--- Start of Records for the exercise ---
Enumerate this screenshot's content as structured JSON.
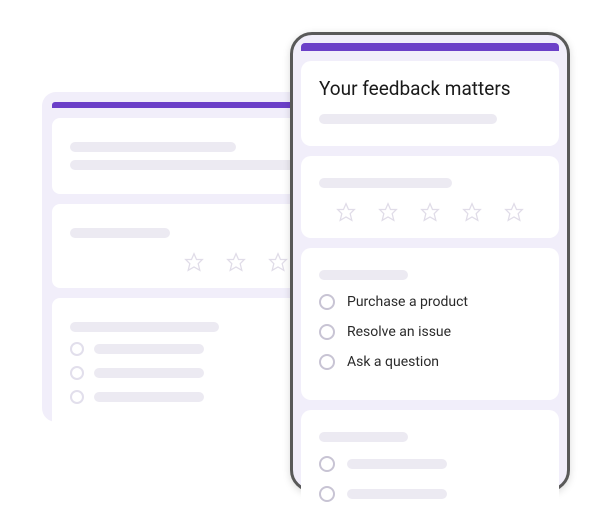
{
  "colors": {
    "accent": "#6b3fc8",
    "panel_bg": "#f1eefa",
    "placeholder": "#eceaf2",
    "border_dark": "#595959"
  },
  "front": {
    "title": "Your feedback matters",
    "options": [
      {
        "label": "Purchase a product"
      },
      {
        "label": "Resolve an issue"
      },
      {
        "label": "Ask a question"
      }
    ],
    "star_count": 5
  },
  "back": {
    "star_count": 3,
    "radio_count": 3
  }
}
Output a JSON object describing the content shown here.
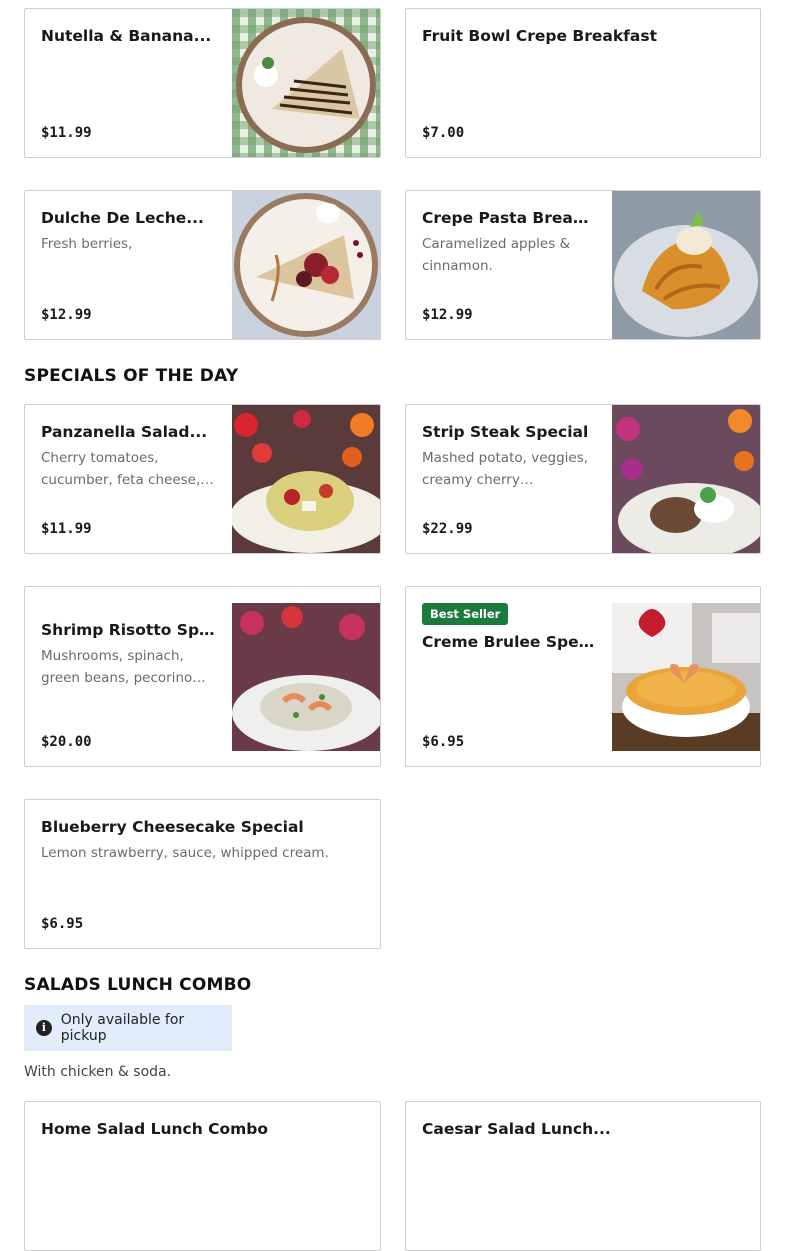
{
  "items": {
    "nutella": {
      "name": "Nutella & Banana...",
      "desc": "",
      "price": "$11.99"
    },
    "fruit_bowl": {
      "name": "Fruit Bowl Crepe Breakfast",
      "desc": "",
      "price": "$7.00"
    },
    "dulche": {
      "name": "Dulche De Leche...",
      "desc": "Fresh berries,",
      "price": "$12.99"
    },
    "crepe_pasta": {
      "name": "Crepe Pasta Breakfast",
      "desc": "Caramelized apples & cinnamon.",
      "price": "$12.99"
    },
    "panzanella": {
      "name": "Panzanella Salad...",
      "desc": "Cherry tomatoes, cucumber, feta cheese, red onion, croutons.",
      "price": "$11.99"
    },
    "strip_steak": {
      "name": "Strip Steak Special",
      "desc": "Mashed potato, veggies, creamy cherry mushroom sauce.",
      "price": "$22.99"
    },
    "shrimp_risotto": {
      "name": "Shrimp Risotto Special",
      "desc": "Mushrooms, spinach, green beans, pecorino cheese.",
      "price": "$20.00"
    },
    "creme_brulee": {
      "name": "Creme Brulee Special",
      "badge": "Best Seller",
      "desc": "",
      "price": "$6.95"
    },
    "blueberry": {
      "name": "Blueberry Cheesecake Special",
      "desc": "Lemon strawberry, sauce, whipped cream.",
      "price": "$6.95"
    },
    "house_salad": {
      "name": "Home Salad Lunch Combo",
      "desc": "",
      "price": ""
    },
    "caesar_salad": {
      "name": "Caesar Salad Lunch...",
      "desc": "",
      "price": ""
    }
  },
  "sections": {
    "specials_title": "SPECIALS OF THE DAY",
    "salads_title": "SALADS LUNCH COMBO",
    "pickup_notice": "Only available for pickup",
    "pickup_icon": "info-icon",
    "salads_note": "With chicken & soda."
  },
  "colors": {
    "badge_green": "#1c7a3c",
    "notice_bg": "#e2edfb"
  }
}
--- End of Records for the exercise ---
Problem description> All of the entries above should be duplicated exactly, except for the pictures.

Task result>
Enumerate this screenshot's content as structured JSON.
{
  "colors": {
    "accent": "#6b3fc8",
    "panel_bg": "#f1eefa",
    "placeholder": "#eceaf2",
    "border_dark": "#595959"
  },
  "front": {
    "title": "Your feedback matters",
    "options": [
      {
        "label": "Purchase a product"
      },
      {
        "label": "Resolve an issue"
      },
      {
        "label": "Ask a question"
      }
    ],
    "star_count": 5
  },
  "back": {
    "star_count": 3,
    "radio_count": 3
  }
}
Output a JSON object describing the content shown here.
{
  "items": {
    "nutella": {
      "name": "Nutella & Banana...",
      "desc": "",
      "price": "$11.99"
    },
    "fruit_bowl": {
      "name": "Fruit Bowl Crepe Breakfast",
      "desc": "",
      "price": "$7.00"
    },
    "dulche": {
      "name": "Dulche De Leche...",
      "desc": "Fresh berries,",
      "price": "$12.99"
    },
    "crepe_pasta": {
      "name": "Crepe Pasta Breakfast",
      "desc": "Caramelized apples & cinnamon.",
      "price": "$12.99"
    },
    "panzanella": {
      "name": "Panzanella Salad...",
      "desc": "Cherry tomatoes, cucumber, feta cheese, red onion, croutons.",
      "price": "$11.99"
    },
    "strip_steak": {
      "name": "Strip Steak Special",
      "desc": "Mashed potato, veggies, creamy cherry mushroom sauce.",
      "price": "$22.99"
    },
    "shrimp_risotto": {
      "name": "Shrimp Risotto Special",
      "desc": "Mushrooms, spinach, green beans, pecorino cheese.",
      "price": "$20.00"
    },
    "creme_brulee": {
      "name": "Creme Brulee Special",
      "badge": "Best Seller",
      "desc": "",
      "price": "$6.95"
    },
    "blueberry": {
      "name": "Blueberry Cheesecake Special",
      "desc": "Lemon strawberry, sauce, whipped cream.",
      "price": "$6.95"
    },
    "house_salad": {
      "name": "Home Salad Lunch Combo",
      "desc": "",
      "price": ""
    },
    "caesar_salad": {
      "name": "Caesar Salad Lunch...",
      "desc": "",
      "price": ""
    }
  },
  "sections": {
    "specials_title": "SPECIALS OF THE DAY",
    "salads_title": "SALADS LUNCH COMBO",
    "pickup_notice": "Only available for pickup",
    "pickup_icon": "info-icon",
    "salads_note": "With chicken & soda."
  },
  "colors": {
    "badge_green": "#1c7a3c",
    "notice_bg": "#e2edfb"
  }
}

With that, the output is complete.